## STATED PROBLEM
Return all lines that include the string "ratio".

## ENTRIES SUPPLIED
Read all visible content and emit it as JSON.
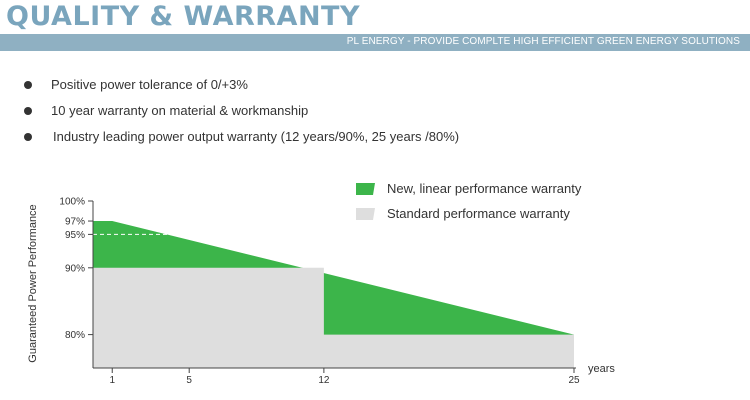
{
  "header": {
    "title": "QUALITY & WARRANTY",
    "subtitle": "PL ENERGY - PROVIDE COMPLTE HIGH EFFICIENT GREEN ENERGY SOLUTIONS",
    "title_color": "#7aa5bd",
    "banner_color": "#8fb0c2"
  },
  "bullets": [
    "Positive power tolerance of 0/+3%",
    "10 year warranty on material & workmanship",
    "Industry leading power output warranty (12 years/90%, 25 years /80%)"
  ],
  "chart_data": {
    "type": "area",
    "ylabel": "Guaranteed Power Performance",
    "xlabel": "years",
    "ylim": [
      75,
      100
    ],
    "xlim": [
      0,
      25
    ],
    "xticks": [
      {
        "value": 1,
        "label": "1"
      },
      {
        "value": 5,
        "label": "5"
      },
      {
        "value": 12,
        "label": "12"
      },
      {
        "value": 25,
        "label": "25"
      }
    ],
    "yticks": [
      {
        "value": 100,
        "label": "100%"
      },
      {
        "value": 97,
        "label": "97%"
      },
      {
        "value": 95,
        "label": "95%"
      },
      {
        "value": 90,
        "label": "90%"
      },
      {
        "value": 80,
        "label": "80%"
      }
    ],
    "reference_line": {
      "y": 95,
      "x": [
        0,
        5
      ]
    },
    "series": [
      {
        "name": "New, linear performance warranty",
        "color": "#3cb54a",
        "points": [
          [
            0,
            97
          ],
          [
            1,
            97
          ],
          [
            25,
            80
          ]
        ]
      },
      {
        "name": "Standard performance warranty",
        "color": "#dedede",
        "points": [
          [
            0,
            90
          ],
          [
            12,
            90
          ],
          [
            12,
            80
          ],
          [
            25,
            80
          ]
        ]
      }
    ],
    "legend_position": "top-right"
  }
}
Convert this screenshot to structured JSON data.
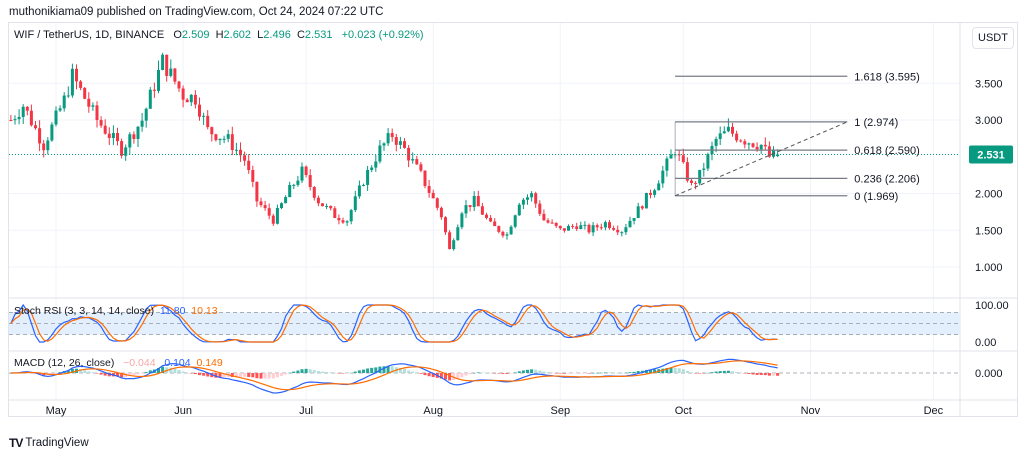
{
  "publisher": "muthonikiama09 published on TradingView.com, Oct 24, 2024 07:22 UTC",
  "symbol": {
    "title": "WIF / TetherUS, 1D, BINANCE",
    "o_label": "O",
    "o": "2.509",
    "h_label": "H",
    "h": "2.602",
    "l_label": "L",
    "l": "2.496",
    "c_label": "C",
    "c": "2.531",
    "change": "+0.023 (+0.92%)"
  },
  "currency_button": "USDT",
  "colors": {
    "up": "#089981",
    "down": "#f23645",
    "stoch_k": "#2962ff",
    "stoch_d": "#ff6d00",
    "band": "#e3effd",
    "grid": "#f0f3fa"
  },
  "price_axis": {
    "ticks": [
      "3.500",
      "3.000",
      "2.000",
      "1.500",
      "1.000"
    ],
    "tick_values": [
      3.5,
      3.0,
      2.0,
      1.5,
      1.0
    ],
    "last_price": "2.531"
  },
  "time_axis": {
    "ticks": [
      "May",
      "Jun",
      "Jul",
      "Aug",
      "Sep",
      "Oct",
      "Nov",
      "Dec"
    ],
    "tick_dates": [
      "2024-05-01",
      "2024-06-01",
      "2024-07-01",
      "2024-08-01",
      "2024-09-01",
      "2024-10-01",
      "2024-11-01",
      "2024-12-01"
    ]
  },
  "fibonacci": {
    "start_date": "2024-09-29",
    "end_date": "2024-11-10",
    "levels": [
      {
        "ratio": 1.618,
        "price": 3.595,
        "label": "1.618 (3.595)"
      },
      {
        "ratio": 1,
        "price": 2.974,
        "label": "1 (2.974)"
      },
      {
        "ratio": 0.618,
        "price": 2.59,
        "label": "0.618 (2.590)"
      },
      {
        "ratio": 0.236,
        "price": 2.206,
        "label": "0.236 (2.206)"
      },
      {
        "ratio": 0,
        "price": 1.969,
        "label": "0 (1.969)"
      }
    ]
  },
  "trendline": {
    "from": [
      "2024-09-29",
      1.969
    ],
    "to": [
      "2024-11-10",
      2.974
    ],
    "style": "dashed"
  },
  "stoch_rsi": {
    "title": "Stoch RSI (3, 3, 14, 14, close)",
    "k": "11.80",
    "d": "10.13",
    "axis": [
      "100.00",
      "0.00"
    ],
    "bands": [
      80,
      20
    ]
  },
  "macd": {
    "title": "MACD (12, 26, close)",
    "hist": "−0.044",
    "macd": "0.104",
    "signal": "0.149",
    "axis": [
      "0.000"
    ]
  },
  "chart_data": {
    "type": "candlestick",
    "symbol": "WIF / TetherUS",
    "interval": "1D",
    "ylim": [
      0.8,
      3.9
    ],
    "close_waypoints": [
      [
        "2024-04-20",
        3.0
      ],
      [
        "2024-04-23",
        3.2
      ],
      [
        "2024-04-28",
        2.66
      ],
      [
        "2024-05-03",
        3.27
      ],
      [
        "2024-05-05",
        3.6
      ],
      [
        "2024-05-11",
        3.0
      ],
      [
        "2024-05-17",
        2.6
      ],
      [
        "2024-05-22",
        3.0
      ],
      [
        "2024-05-27",
        3.8
      ],
      [
        "2024-06-01",
        3.34
      ],
      [
        "2024-06-04",
        3.3
      ],
      [
        "2024-06-07",
        2.86
      ],
      [
        "2024-06-12",
        2.73
      ],
      [
        "2024-06-16",
        2.46
      ],
      [
        "2024-06-19",
        1.9
      ],
      [
        "2024-06-23",
        1.64
      ],
      [
        "2024-06-27",
        2.05
      ],
      [
        "2024-06-30",
        2.3
      ],
      [
        "2024-07-04",
        1.9
      ],
      [
        "2024-07-08",
        1.7
      ],
      [
        "2024-07-11",
        1.64
      ],
      [
        "2024-07-15",
        2.18
      ],
      [
        "2024-07-19",
        2.6
      ],
      [
        "2024-07-22",
        2.8
      ],
      [
        "2024-07-25",
        2.6
      ],
      [
        "2024-07-29",
        2.25
      ],
      [
        "2024-08-03",
        1.7
      ],
      [
        "2024-08-05",
        1.23
      ],
      [
        "2024-08-08",
        1.78
      ],
      [
        "2024-08-11",
        1.9
      ],
      [
        "2024-08-15",
        1.57
      ],
      [
        "2024-08-19",
        1.44
      ],
      [
        "2024-08-22",
        1.9
      ],
      [
        "2024-08-25",
        1.98
      ],
      [
        "2024-08-28",
        1.64
      ],
      [
        "2024-09-01",
        1.5
      ],
      [
        "2024-09-05",
        1.57
      ],
      [
        "2024-09-08",
        1.5
      ],
      [
        "2024-09-12",
        1.6
      ],
      [
        "2024-09-16",
        1.5
      ],
      [
        "2024-09-20",
        1.78
      ],
      [
        "2024-09-24",
        2.1
      ],
      [
        "2024-09-29",
        2.6
      ],
      [
        "2024-10-03",
        2.1
      ],
      [
        "2024-10-05",
        2.25
      ],
      [
        "2024-10-09",
        2.73
      ],
      [
        "2024-10-12",
        2.85
      ],
      [
        "2024-10-16",
        2.73
      ],
      [
        "2024-10-20",
        2.66
      ],
      [
        "2024-10-22",
        2.5
      ],
      [
        "2024-10-24",
        2.531
      ]
    ],
    "last_candle": {
      "date": "2024-10-24",
      "open": 2.509,
      "high": 2.602,
      "low": 2.496,
      "close": 2.531
    }
  },
  "branding": "TradingView"
}
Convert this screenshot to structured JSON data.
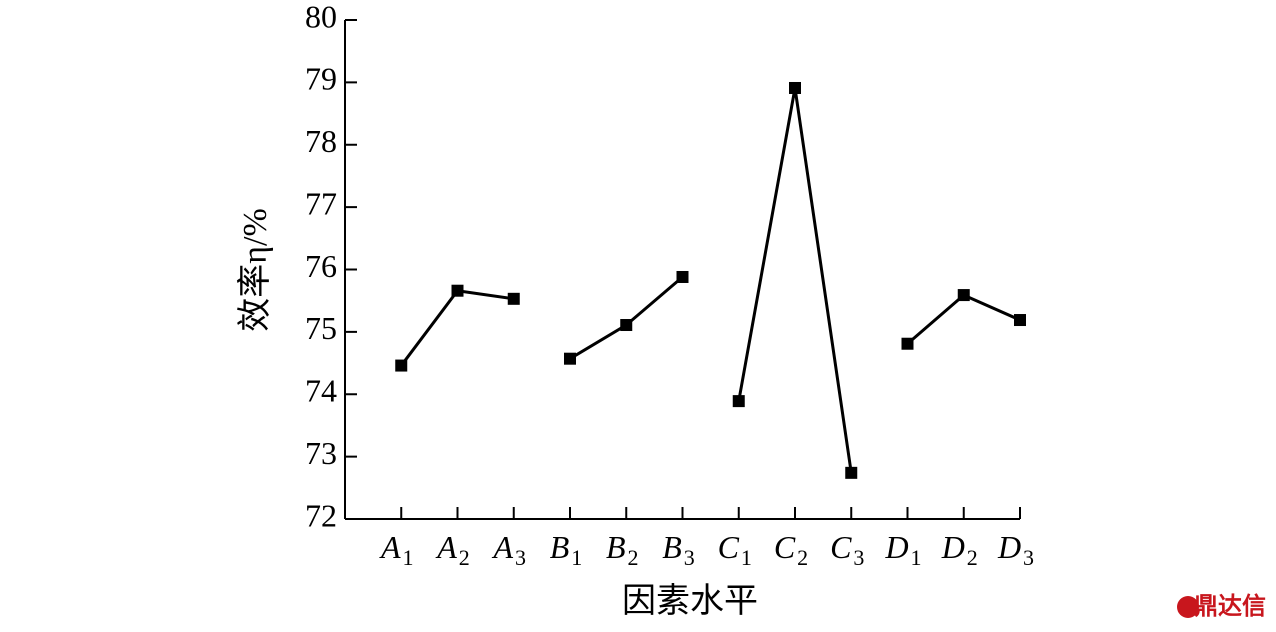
{
  "chart_data": {
    "type": "line",
    "y_label": "效率η/%",
    "x_label": "因素水平",
    "watermark": "鼎达信",
    "categories": [
      "A1",
      "A2",
      "A3",
      "B1",
      "B2",
      "B3",
      "C1",
      "C2",
      "C3",
      "D1",
      "D2",
      "D3"
    ],
    "series": [
      {
        "color": "#000000",
        "values": [
          74.46,
          75.66,
          75.53,
          null,
          null,
          null,
          null,
          null,
          null,
          null,
          null,
          null
        ]
      },
      {
        "color": "#000000",
        "values": [
          null,
          null,
          null,
          74.57,
          75.11,
          75.88,
          null,
          null,
          null,
          null,
          null,
          null
        ]
      },
      {
        "color": "#000000",
        "values": [
          null,
          null,
          null,
          null,
          null,
          null,
          73.89,
          78.91,
          72.74,
          null,
          null,
          null
        ]
      },
      {
        "color": "#000000",
        "values": [
          null,
          null,
          null,
          null,
          null,
          null,
          null,
          null,
          null,
          74.81,
          75.59,
          75.19
        ]
      }
    ],
    "ylim": [
      72,
      80
    ],
    "yticks": [
      72,
      73,
      74,
      75,
      76,
      77,
      78,
      79,
      80
    ],
    "grid": false
  }
}
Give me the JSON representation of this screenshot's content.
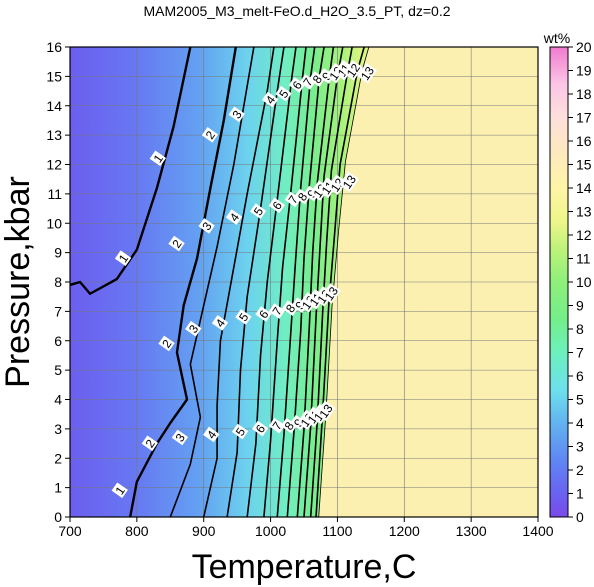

## TASK RESULT
        "ratio": 1.618,
        "ratio": 1,
        "ratio": 0.618,
        "ratio": 0.236,
        "ratio": 0,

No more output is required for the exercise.